> _JOB_
Quote everything from the line containing "topbar-link-album[interactable]: 相册 <box>592" down to the line containing "cat-link[interactable]: wordpress原创主题 <box>593", with both of those lines included.

> _PROVIDED RECORDS_
=======

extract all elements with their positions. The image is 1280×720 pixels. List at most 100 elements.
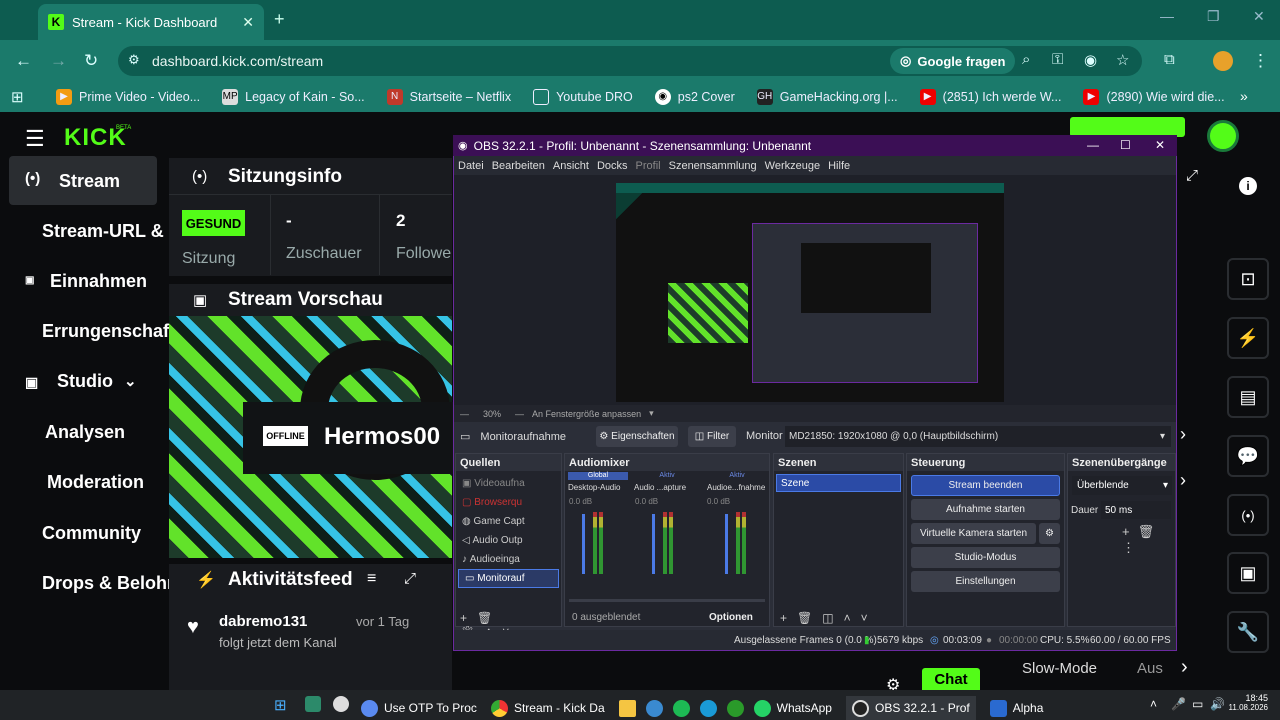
taskbar-item[interactable]: Alpha bbox=[989, 699, 1043, 717]
virtual-camera-settings-icon[interactable]: ⚙ bbox=[1039, 523, 1060, 544]
popout-icon[interactable]: ⤢ bbox=[404, 570, 416, 587]
settings-button[interactable]: Einstellungen bbox=[911, 571, 1060, 592]
chevron-right-icon[interactable]: › bbox=[1180, 424, 1186, 445]
zoom-icon[interactable]: ⌕ bbox=[1022, 51, 1030, 68]
clock[interactable]: 18:45 11.08.2026 bbox=[1228, 693, 1268, 712]
eye-off-icon[interactable]: ◉ bbox=[1084, 51, 1097, 69]
back-icon[interactable]: ← bbox=[15, 51, 32, 71]
channel-name[interactable]: Audioe...fnahme bbox=[707, 483, 765, 492]
monitor-select[interactable]: MD21850: 1920x1080 @ 0,0 (Hauptbildschir… bbox=[785, 426, 1171, 447]
menu-ansicht[interactable]: Ansicht bbox=[553, 160, 589, 172]
channel-name[interactable]: Desktop-Audio bbox=[568, 483, 620, 492]
screenshot-icon[interactable]: ⊡ bbox=[1227, 258, 1269, 300]
menu-bearbeiten[interactable]: Bearbeiten bbox=[492, 160, 545, 172]
key-icon[interactable]: ⚿ bbox=[1052, 51, 1063, 68]
microphone-icon[interactable]: 🎤 bbox=[1171, 697, 1186, 711]
menu-hilfe[interactable]: Hilfe bbox=[828, 160, 850, 172]
source-item[interactable]: ◍ Game Capt bbox=[456, 512, 561, 531]
clock-app-icon[interactable] bbox=[333, 696, 349, 712]
start-recording-button[interactable]: Aufnahme starten bbox=[911, 499, 1060, 520]
volume-slider[interactable] bbox=[582, 514, 585, 574]
start-icon[interactable]: ⊞ bbox=[274, 696, 287, 714]
document-icon[interactable]: ▤ bbox=[1227, 376, 1269, 418]
minimize-icon[interactable]: — bbox=[1160, 8, 1174, 24]
new-tab-icon[interactable]: + bbox=[274, 9, 285, 30]
stop-stream-button[interactable]: Stream beenden bbox=[911, 475, 1060, 496]
channel-name[interactable]: Audio ...apture bbox=[634, 483, 686, 492]
extensions-icon[interactable]: ⧉ bbox=[1164, 51, 1175, 68]
chevron-down-icon[interactable]: ⌄ bbox=[124, 372, 137, 390]
obs-maximize-icon[interactable]: ☐ bbox=[1120, 138, 1131, 152]
camera-icon[interactable]: ▣ bbox=[1227, 552, 1269, 594]
source-item[interactable]: ◁ Audio Outp bbox=[456, 531, 561, 550]
bookmark-item[interactable]: N Startseite – Netflix bbox=[386, 89, 511, 105]
sidebar-item-community[interactable]: Community bbox=[42, 523, 141, 544]
hamburger-menu-icon[interactable]: ☰ bbox=[25, 126, 45, 152]
site-info-icon[interactable]: ⚙ bbox=[128, 52, 140, 68]
sidebar-item-stream-url[interactable]: Stream-URL & - bbox=[42, 221, 175, 242]
close-tab-icon[interactable]: ✕ bbox=[242, 14, 254, 31]
edge-icon[interactable] bbox=[699, 699, 723, 717]
fit-window-button[interactable]: An Fenstergröße anpassen bbox=[532, 409, 641, 419]
folder-icon[interactable] bbox=[618, 699, 642, 717]
wrench-icon[interactable]: 🔧 bbox=[1227, 611, 1269, 653]
spotify-icon[interactable] bbox=[672, 699, 696, 717]
bookmark-star-icon[interactable]: ☆ bbox=[1116, 51, 1129, 69]
forward-icon[interactable]: → bbox=[50, 51, 67, 71]
go-live-button[interactable] bbox=[1070, 117, 1185, 137]
menu-dots-icon[interactable]: ⋮ bbox=[1252, 51, 1269, 71]
filter-button[interactable]: ◫ Filter bbox=[688, 426, 736, 447]
volume-slider[interactable] bbox=[652, 514, 655, 574]
sidebar-item-studio[interactable]: Studio bbox=[57, 371, 113, 392]
menu-szenensammlung[interactable]: Szenensammlung bbox=[669, 160, 757, 172]
properties-button[interactable]: ⚙ Eigenschaften bbox=[596, 426, 678, 447]
menu-profil[interactable]: Profil bbox=[636, 160, 661, 172]
bookmark-item[interactable]: MP Legacy of Kain - So... bbox=[222, 89, 365, 105]
info-icon[interactable]: i bbox=[1239, 177, 1257, 195]
sidebar-item-drops[interactable]: Drops & Belohn bbox=[42, 573, 178, 594]
transition-select[interactable]: Überblende ▾ bbox=[1072, 476, 1172, 495]
window-close-icon[interactable]: ✕ bbox=[1253, 8, 1265, 25]
bookmark-item[interactable]: ▶ (2890) Wie wird die... bbox=[1083, 89, 1225, 105]
app-icon[interactable] bbox=[645, 699, 669, 717]
duration-input[interactable]: 50 ms bbox=[1101, 501, 1171, 519]
taskbar-item[interactable]: Use OTP To Proc bbox=[361, 699, 477, 717]
bookmark-item[interactable]: ▶ (2851) Ich werde W... bbox=[919, 89, 1061, 105]
network-icon[interactable]: ▭ bbox=[1192, 697, 1203, 711]
sidebar-item-analysen[interactable]: Analysen bbox=[45, 422, 125, 443]
options-button[interactable]: Optionen bbox=[709, 612, 753, 623]
reload-icon[interactable]: ↻ bbox=[84, 51, 98, 71]
sidebar-item-errungenschaft[interactable]: Errungenschaft bbox=[42, 321, 175, 342]
profile-avatar[interactable] bbox=[1213, 51, 1233, 71]
obs-close-icon[interactable]: ✕ bbox=[1155, 138, 1165, 152]
bookmark-item[interactable]: GH GameHacking.org |... bbox=[756, 89, 898, 105]
taskbar-item[interactable]: WhatsApp bbox=[753, 699, 832, 717]
activity-user[interactable]: dabremo131 bbox=[219, 613, 307, 630]
chevron-right-icon[interactable]: › bbox=[1181, 656, 1188, 679]
sidebar-item-moderation[interactable]: Moderation bbox=[47, 472, 144, 493]
tray-chevron-icon[interactable]: ˄ bbox=[1150, 697, 1157, 711]
chevron-right-icon[interactable]: › bbox=[1180, 470, 1186, 491]
xbox-icon[interactable] bbox=[726, 699, 750, 717]
obs-minimize-icon[interactable]: — bbox=[1087, 138, 1099, 152]
lightning-icon[interactable]: ⚡ bbox=[1227, 317, 1269, 359]
chat-button[interactable]: Chat bbox=[922, 668, 980, 690]
source-item[interactable]: ♪ Audioeinga bbox=[456, 550, 561, 569]
studio-mode-button[interactable]: Studio-Modus bbox=[911, 547, 1060, 568]
sidebar-item-einnahmen[interactable]: Einnahmen bbox=[50, 271, 147, 292]
scene-item[interactable]: Szene bbox=[776, 474, 901, 492]
virtual-camera-button[interactable]: Virtuelle Kamera starten bbox=[911, 523, 1036, 544]
source-item[interactable]: ▣ Videoaufna bbox=[456, 474, 561, 493]
broadcast-icon[interactable]: (•) bbox=[1227, 494, 1269, 536]
source-item[interactable]: ▢ Browserqu bbox=[456, 493, 561, 512]
maximize-icon[interactable]: ❐ bbox=[1207, 8, 1220, 25]
chat-bubble-icon[interactable]: 💬 bbox=[1227, 435, 1269, 477]
browser-tab[interactable]: K Stream - Kick Dashboard ✕ bbox=[38, 4, 264, 40]
taskbar-item[interactable]: OBS 32.2.1 - Prof bbox=[845, 696, 976, 720]
taskbar-item[interactable]: Stream - Kick Da bbox=[490, 699, 605, 717]
menu-docks[interactable]: Docks bbox=[597, 160, 628, 172]
filter-icon[interactable]: ≡ bbox=[367, 570, 376, 588]
menu-datei[interactable]: Datei bbox=[458, 160, 484, 172]
apps-grid-icon[interactable]: ⊞ bbox=[11, 88, 24, 106]
volume-icon[interactable]: 🔊 bbox=[1210, 697, 1225, 711]
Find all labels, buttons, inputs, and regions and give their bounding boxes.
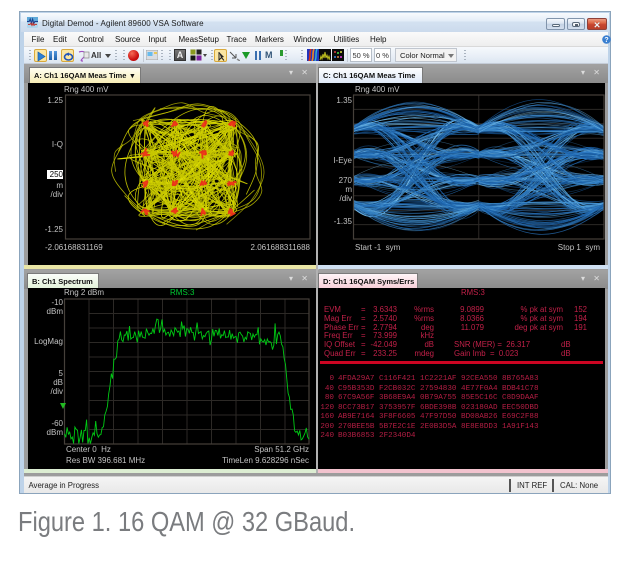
svg-text:?: ? — [604, 37, 608, 44]
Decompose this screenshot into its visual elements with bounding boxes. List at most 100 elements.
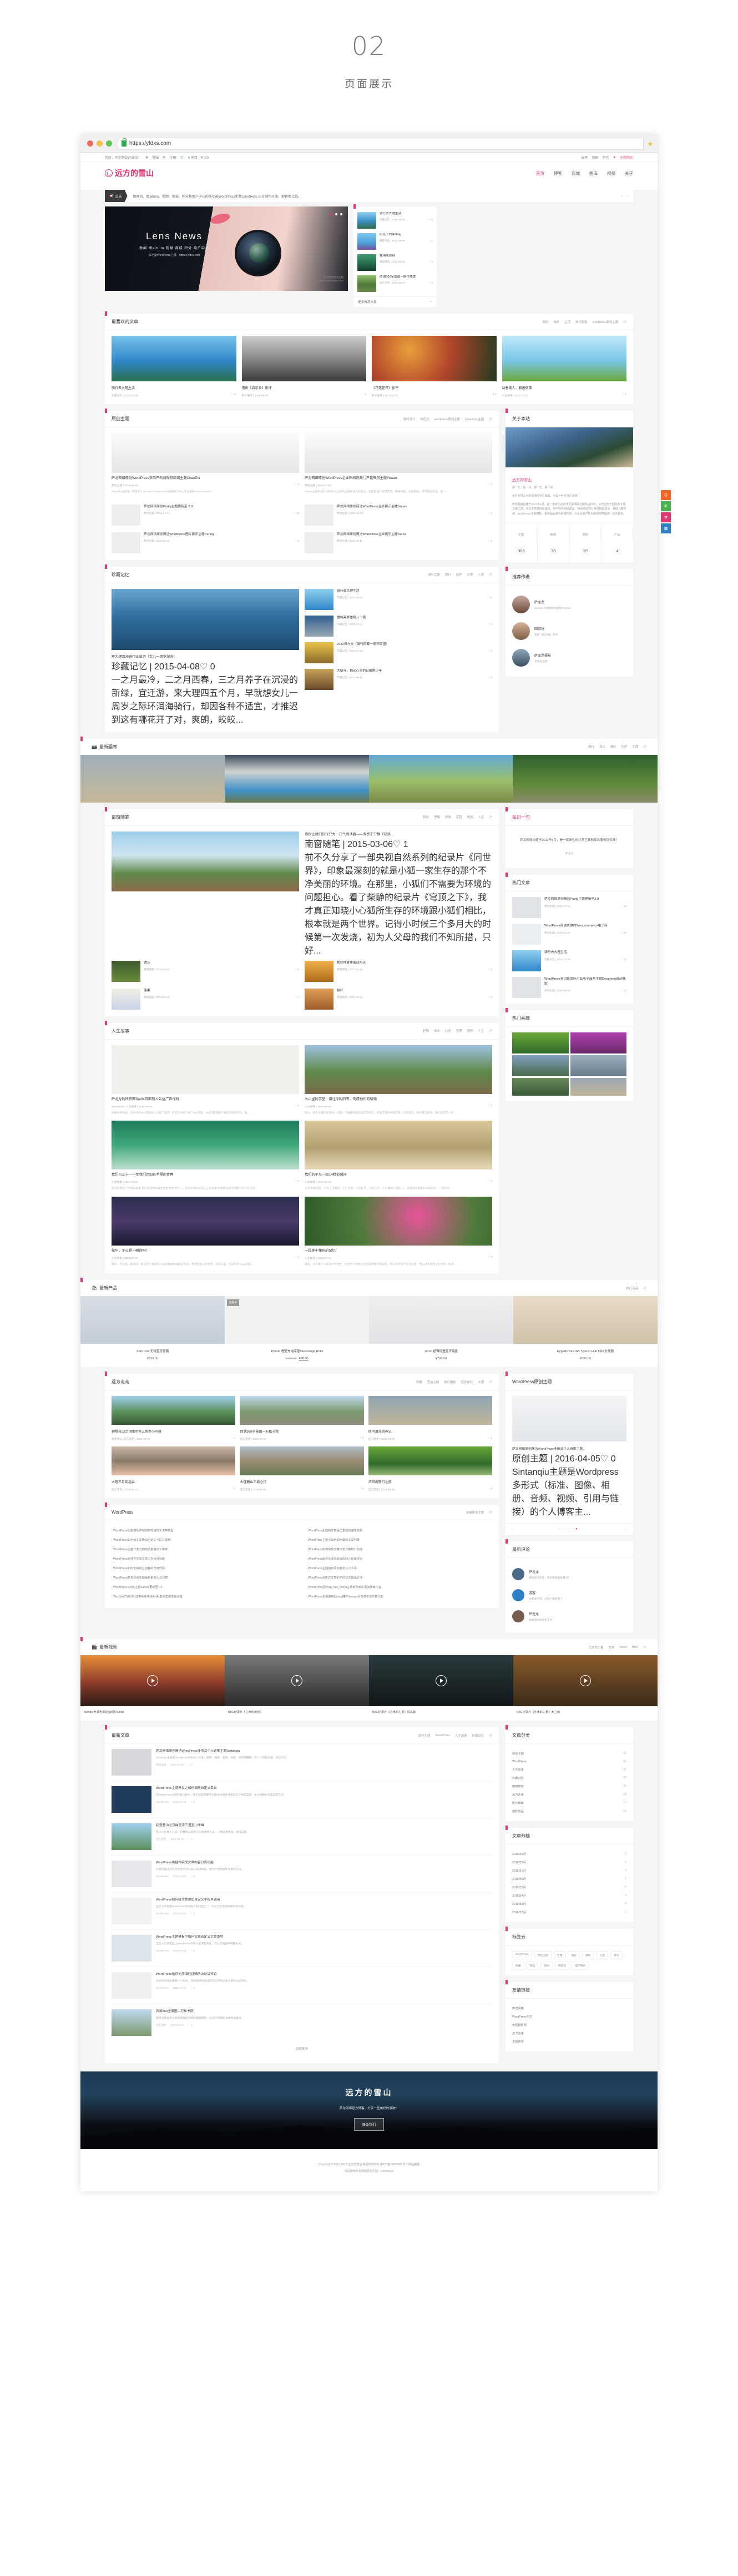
topbar-link-album[interactable]: 相册 <box>592 155 599 160</box>
panel-categories[interactable]: 骑行之旅 旅行 拉萨 大理 人生 ⟳ <box>428 572 492 577</box>
travel-card[interactable]: 西湖360全景图—万松书院 远方走走 | 2016-03-16 ♡ 0 <box>240 1396 364 1441</box>
cat-link[interactable]: 人生故事 <box>455 1733 467 1738</box>
hot-post-item[interactable]: 骑行去大理生活 珍藏记忆 | 2014-10-25 ♡ 12 <box>512 950 626 972</box>
cat-link[interactable]: 婚纱 <box>610 744 616 749</box>
cat-link[interactable]: 大理 <box>478 1380 484 1384</box>
panel-categories[interactable]: 西藏 苍山之巅 旅行摄影 徒步旅行 大理 ⟳ <box>416 1380 492 1384</box>
cat-link[interactable]: 哲理 <box>456 1029 462 1033</box>
floating-toolbar[interactable]: Q ✆ ✿ ▦ <box>661 490 671 535</box>
cat-link[interactable]: 响应式 <box>420 417 429 421</box>
topbar-link-buy[interactable]: 主题购买 <box>620 155 633 160</box>
list-item[interactable]: 西湖360全景图—断桥残雪 远方走走 | 2013-08-13 ♡ 0 <box>353 273 437 294</box>
wp-link[interactable]: WordPress如何去掉前台加载的无用代码 <box>112 1564 297 1573</box>
address-bar[interactable]: https://yfdxs.com <box>118 137 644 150</box>
cat-link[interactable]: wordpress原创主题 <box>593 320 618 324</box>
travel-card[interactable]: 修河洱海游神记 远方走走 | 2016-03-06 ♡ 1 <box>368 1396 492 1441</box>
cat-link[interactable]: 人生 <box>478 572 484 577</box>
cat-link[interactable]: 大理 <box>632 744 638 749</box>
cat-link[interactable]: 大理 <box>467 572 473 577</box>
next-icon[interactable]: › <box>625 1528 626 1531</box>
panel-categories[interactable]: 抒情 成长 心灵 哲理 感悟 人生 ⟳ <box>423 1029 492 1033</box>
cat-link[interactable]: Sintel <box>620 1646 628 1649</box>
cat-link[interactable]: 热门商品 <box>626 1286 639 1290</box>
cat-link[interactable]: 简约设计 <box>403 417 416 421</box>
archive-item[interactable]: 2016年3月 4 <box>512 1900 626 1908</box>
comment-item[interactable]: 游客 主题很不错，已经下载使用了 <box>512 1585 626 1606</box>
essay-item[interactable]: 遗忘 南窗随笔 | 2013-12-10 ♡ 0 <box>112 960 299 982</box>
author-item[interactable]: 萨龙龙摄影 洱海边远望 <box>512 644 626 671</box>
refresh-icon[interactable]: ⟳ <box>489 1733 492 1738</box>
essay-item[interactable]: 我在仲夏里偷窃阳光 南窗随笔 | 2013-11-12 ♡ 1 <box>305 960 492 982</box>
refresh-icon[interactable]: ⟳ <box>643 1286 646 1290</box>
cat-link[interactable]: 成长 <box>434 1029 440 1033</box>
archive-item[interactable]: 2016年4月 3 <box>512 1892 626 1900</box>
wp-link[interactable]: WordPress如何实现文章浏览次数统计功能 <box>306 1545 492 1554</box>
life-card[interactable]: 萨龙龙的所有网站404页面加入公益广告代码 Wordpress, 人生故事 | … <box>112 1045 299 1116</box>
cat-link[interactable]: 骑行之旅 <box>428 572 440 577</box>
cat-link[interactable]: 骑行 <box>588 744 594 749</box>
cat-link[interactable]: BBC <box>632 1646 638 1649</box>
friendly-link[interactable]: 大理摄影网 <box>512 2021 626 2029</box>
play-icon[interactable] <box>436 1675 447 1687</box>
tag[interactable]: 响应式 <box>554 1962 570 1970</box>
wp-link[interactable]: WordPress给评论添加验证码防止垃圾评论 <box>306 1554 492 1564</box>
archive-item[interactable]: 2016年6月 2 <box>512 1875 626 1883</box>
cat-link[interactable]: 心灵 <box>445 1029 451 1033</box>
nav-item-shop[interactable]: 商城 <box>572 170 580 177</box>
refresh-icon[interactable]: ⟳ <box>489 572 492 577</box>
life-card[interactable]: 我们的平凡—2014精彩瞬间 人生故事 | 2015-02-18 ♡ 0 '五月苹… <box>305 1121 492 1191</box>
memory-featured[interactable]: 环大理耳海骑行三日游（女儿一周岁纪念） 珍藏记忆 | 2015-04-08♡ 0… <box>112 588 299 725</box>
wp-link[interactable]: WordPress如何给文章添加自定义字段并调用 <box>112 1535 297 1545</box>
carousel-controls[interactable]: ‹ ○ ○ ○ ○ ○ ○ ● ○ › <box>506 1523 633 1535</box>
essay-item[interactable]: 落果 南窗随笔 | 2013-10-20 ♡ 1 <box>112 988 299 1010</box>
cat-link[interactable]: 抒情 <box>445 815 451 819</box>
travel-card[interactable]: 大理巍山古城之行 远方走走 | 2015-08-04 ♡ 0 <box>240 1446 364 1491</box>
hot-post-item[interactable]: WordPress简洁优雅的Woocommerce电子商 原创主题 | 2015… <box>512 924 626 945</box>
gallery-image[interactable] <box>513 754 658 803</box>
panel-categories[interactable]: 简约设计 响应式 wordpress原创主题 Deephoto主题 ⟳ <box>403 417 492 421</box>
cat-link[interactable]: 苍山之巅 <box>427 1380 439 1384</box>
refresh-icon[interactable]: ⟳ <box>623 320 626 324</box>
topbar-link-tags[interactable]: 标签 <box>582 155 588 160</box>
cat-link[interactable]: 拉萨 <box>621 744 628 749</box>
cat-link[interactable]: Deephoto主题 <box>465 417 484 421</box>
topbar-cart[interactable]: 0 项目 - ¥0.00 <box>188 155 209 160</box>
blog-post-row[interactable]: 西湖360全景图—万松书院 使用全景技术记录西湖万松书院的美丽景色，让远方的朋友… <box>112 2004 492 2041</box>
tag[interactable]: 骑行 <box>568 1951 580 1960</box>
slider-dots[interactable] <box>330 213 342 215</box>
play-icon[interactable] <box>147 1675 158 1687</box>
tag[interactable]: 简约 <box>540 1962 553 1970</box>
wp-link[interactable]: WordPress主题开发之如何调用自定义菜单 <box>112 1545 297 1554</box>
cat-link[interactable]: 西藏 <box>416 1380 422 1384</box>
cat-link[interactable]: 韩化 <box>423 815 429 819</box>
wp-link[interactable]: WordPress主题中如何调用最新文章列表 <box>306 1535 492 1545</box>
cat-link[interactable]: 思绪 <box>434 815 440 819</box>
post-card[interactable]: 骑行去大理生活 珍藏记忆 | 2014-10-25 ♡ 12 <box>112 336 236 397</box>
theme-list-item[interactable]: 萨龙网络原创简洁WordPress企业展示主题Squan 原创主题 | 2016… <box>305 504 492 526</box>
load-more-button[interactable]: 加载更多 <box>112 2041 492 2056</box>
cat-link[interactable]: 旅行 <box>445 572 451 577</box>
post-card[interactable]: 电影《启示录》影评 影片推荐 | 2016-05-06 ♡ 4 <box>241 336 366 397</box>
theme-list-item[interactable]: 萨龙网络原创简洁WordPress企业展示主题Sansi 原创主题 | 2016… <box>305 532 492 553</box>
panel-categories[interactable]: 原创主题 WordPress 人生故事 珍藏记忆 ⟳ <box>418 1733 492 1738</box>
tag[interactable]: 摄影 <box>582 1951 594 1960</box>
wechat-icon[interactable]: ✆ <box>661 501 671 511</box>
hot-post-item[interactable]: 萨龙网络原创简洁Purity主题更新至3.0 原创主题 | 2016-07-01… <box>512 897 626 919</box>
memory-list-item[interactable]: 骑行去大理生活 珍藏记忆 | 2014-10-25 ♡ 12 <box>305 588 492 610</box>
product-card[interactable]: HyperDrive USB Type-C Hub 5合1分线器 ¥599.00 <box>513 1296 658 1367</box>
essay-featured[interactable] <box>112 831 299 956</box>
category-item[interactable]: 原创主题 32 <box>512 1750 626 1758</box>
life-card[interactable]: 我们已三十——至我们仍旧在手里的青春 人生故事 | 2015-03-01 ♡ 0 … <box>112 1121 299 1191</box>
tag[interactable]: 西藏 <box>512 1962 524 1970</box>
archive-item[interactable]: 2016年7月 4 <box>512 1867 626 1875</box>
weibo-icon[interactable]: ✿ <box>661 512 671 522</box>
cat-link[interactable]: 苍山 <box>599 744 605 749</box>
tag[interactable]: 电子商务 <box>572 1962 589 1970</box>
gallery-thumb[interactable] <box>512 1078 569 1096</box>
cat-link[interactable]: 电影 <box>554 320 560 324</box>
hero-slider[interactable]: Lens News 新闻 图album 视频 商城 积分 用户中心 多功能Wor… <box>105 206 348 291</box>
cat-link[interactable]: 艺术的力量 <box>589 1645 604 1650</box>
gallery-image[interactable] <box>80 754 225 803</box>
cat-link[interactable]: 抒情 <box>423 1029 429 1033</box>
cat-link[interactable]: 徒步旅行 <box>461 1380 473 1384</box>
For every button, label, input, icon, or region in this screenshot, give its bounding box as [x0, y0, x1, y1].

=======

> _SOLVED EXERCISE_
topbar-link-album[interactable]: 相册 <box>592 155 599 160</box>
panel-categories[interactable]: 骑行之旅 旅行 拉萨 大理 人生 ⟳ <box>428 572 492 577</box>
travel-card[interactable]: 西湖360全景图—万松书院 远方走走 | 2016-03-16 ♡ 0 <box>240 1396 364 1441</box>
cat-link[interactable]: 人生故事 <box>455 1733 467 1738</box>
hot-post-item[interactable]: 骑行去大理生活 珍藏记忆 | 2014-10-25 ♡ 12 <box>512 950 626 972</box>
cat-link[interactable]: 婚纱 <box>610 744 616 749</box>
cat-link[interactable]: 大理 <box>478 1380 484 1384</box>
panel-categories[interactable]: 西藏 苍山之巅 旅行摄影 徒步旅行 大理 ⟳ <box>416 1380 492 1384</box>
cat-link[interactable]: 哲理 <box>456 1029 462 1033</box>
floating-toolbar[interactable]: Q ✆ ✿ ▦ <box>661 490 671 535</box>
cat-link[interactable]: 响应式 <box>420 417 429 421</box>
topbar-link-buy[interactable]: 主题购买 <box>620 155 633 160</box>
list-item[interactable]: 西湖360全景图—断桥残雪 远方走走 | 2013-08-13 ♡ 0 <box>353 273 437 294</box>
wp-link[interactable]: WordPress如何去掉前台加载的无用代码 <box>112 1564 297 1573</box>
address-bar[interactable]: https://yfdxs.com <box>118 137 644 150</box>
cat-link[interactable]: wordpress原创主题 <box>593 320 618 324</box>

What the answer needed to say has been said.